Dataset rows:
• • •
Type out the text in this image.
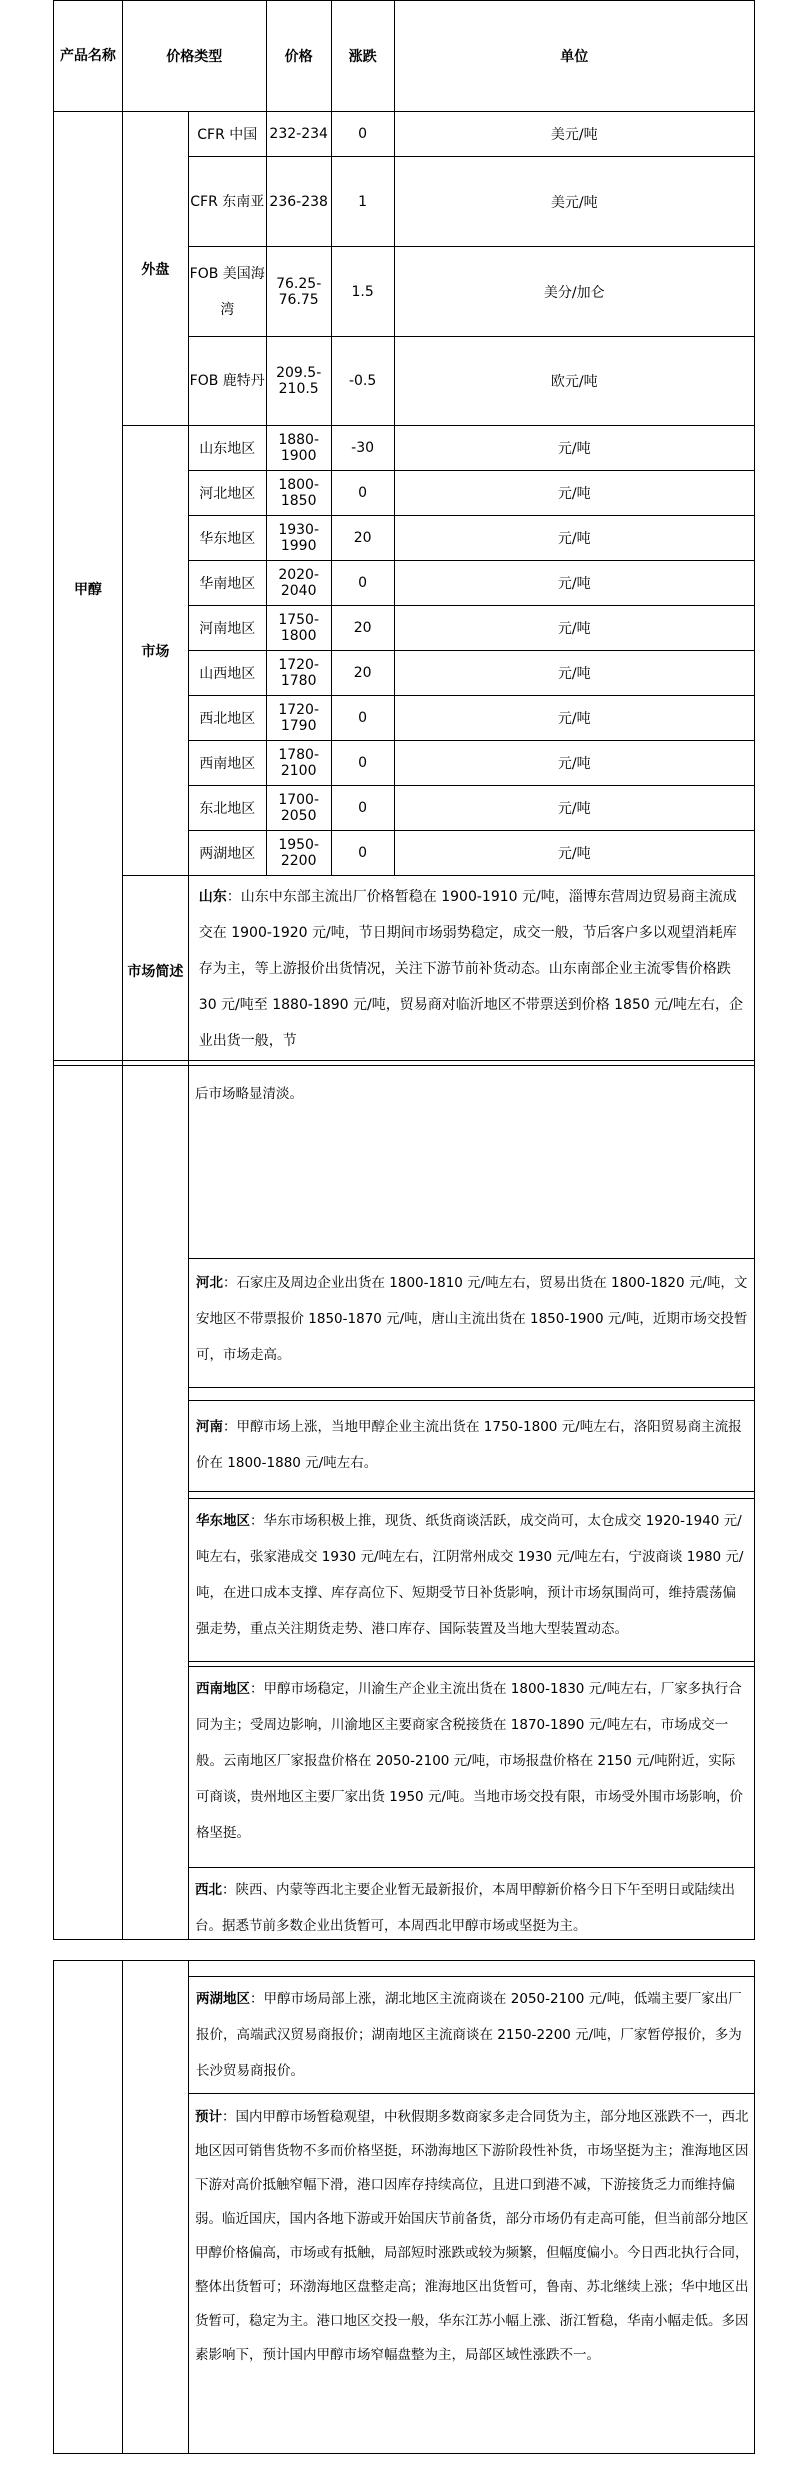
产品名称	价格类型		价格	涨跌	单位
甲醇	外盘	CFR 中国	232-234	0	美元/吨
		CFR 东南亚	236-238	1	美元/吨
		FOB 美国海湾	76.25-76.75	1.5	美分/加仑
		FOB 鹿特丹	209.5-210.5	-0.5	欧元/吨
	市场	山东地区	1880-1900	-30	元/吨
		河北地区	1800-1850	0	元/吨
		华东地区	1930-1990	20	元/吨
		华南地区	2020-2040	0	元/吨
		河南地区	1750-1800	20	元/吨
		山西地区	1720-1780	20	元/吨
		西北地区	1720-1790	0	元/吨
		西南地区	1780-2100	0	元/吨
		东北地区	1700-2050	0	元/吨
		两湖地区	1950-2200	0	元/吨
	市场简述	山东：山东中东部主流出厂价格暂稳在 1900-1910 元/吨，淄博东营周边贸易商主流成交在 1900-1920 元/吨，节日期间市场弱势稳定，成交一般，节后客户多以观望消耗库存为主，等上游报价出货情况，关注下游节前补货动态。山东南部企业主流零售价格跌 30 元/吨至 1880-1890 元/吨，贸易商对临沂地区不带票送到价格 1850 元/吨左右，企业出货一般，节			
后市场略显清淡。
河北：石家庄及周边企业出货在 1800-1810 元/吨左右，贸易出货在 1800-1820 元/吨，文安地区不带票报价 1850-1870 元/吨，唐山主流出货在 1850-1900 元/吨，近期市场交投暂可，市场走高。
河南：甲醇市场上涨，当地甲醇企业主流出货在 1750-1800 元/吨左右，洛阳贸易商主流报价在 1800-1880 元/吨左右。
华东地区：华东市场积极上推，现货、纸货商谈活跃，成交尚可，太仓成交 1920-1940 元/吨左右，张家港成交 1930 元/吨左右，江阴常州成交 1930 元/吨左右，宁波商谈 1980 元/吨，在进口成本支撑、库存高位下、短期受节日补货影响，预计市场氛围尚可，维持震荡偏强走势，重点关注期货走势、港口库存、国际装置及当地大型装置动态。
西南地区：甲醇市场稳定，川渝生产企业主流出货在 1800-1830 元/吨左右，厂家多执行合同为主；受周边影响，川渝地区主要商家含税接货在 1870-1890 元/吨左右，市场成交一般。云南地区厂家报盘价格在 2050-2100 元/吨，市场报盘价格在 2150 元/吨附近，实际可商谈，贵州地区主要厂家出货 1950 元/吨。当地市场交投有限，市场受外围市场影响，价格坚挺。
西北：陕西、内蒙等西北主要企业暂无最新报价，本周甲醇新价格今日下午至明日或陆续出台。据悉节前多数企业出货暂可，本周西北甲醇市场或坚挺为主。
两湖地区：甲醇市场局部上涨，湖北地区主流商谈在 2050-2100 元/吨，低端主要厂家出厂报价，高端武汉贸易商报价；湖南地区主流商谈在 2150-2200 元/吨，厂家暂停报价，多为长沙贸易商报价。
预计：国内甲醇市场暂稳观望，中秋假期多数商家多走合同货为主，部分地区涨跌不一，西北地区因可销售货物不多而价格坚挺，环渤海地区下游阶段性补货，市场坚挺为主；淮海地区因下游对高价抵触窄幅下滑，港口因库存持续高位，且进口到港不减，下游接货乏力而维持偏弱。临近国庆，国内各地下游或开始国庆节前备货，部分市场仍有走高可能，但当前部分地区甲醇价格偏高，市场或有抵触，局部短时涨跌或较为频繁，但幅度偏小。今日西北执行合同，整体出货暂可；环渤海地区盘整走高；淮海地区出货暂可，鲁南、苏北继续上涨；华中地区出货暂可，稳定为主。港口地区交投一般，华东江苏小幅上涨、浙江暂稳，华南小幅走低。多因素影响下，预计国内甲醇市场窄幅盘整为主，局部区域性涨跌不一。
• • •
How many lines of the data hold the string "西南地区"? Reply with the number alone.

=== Solution for this problem ===
2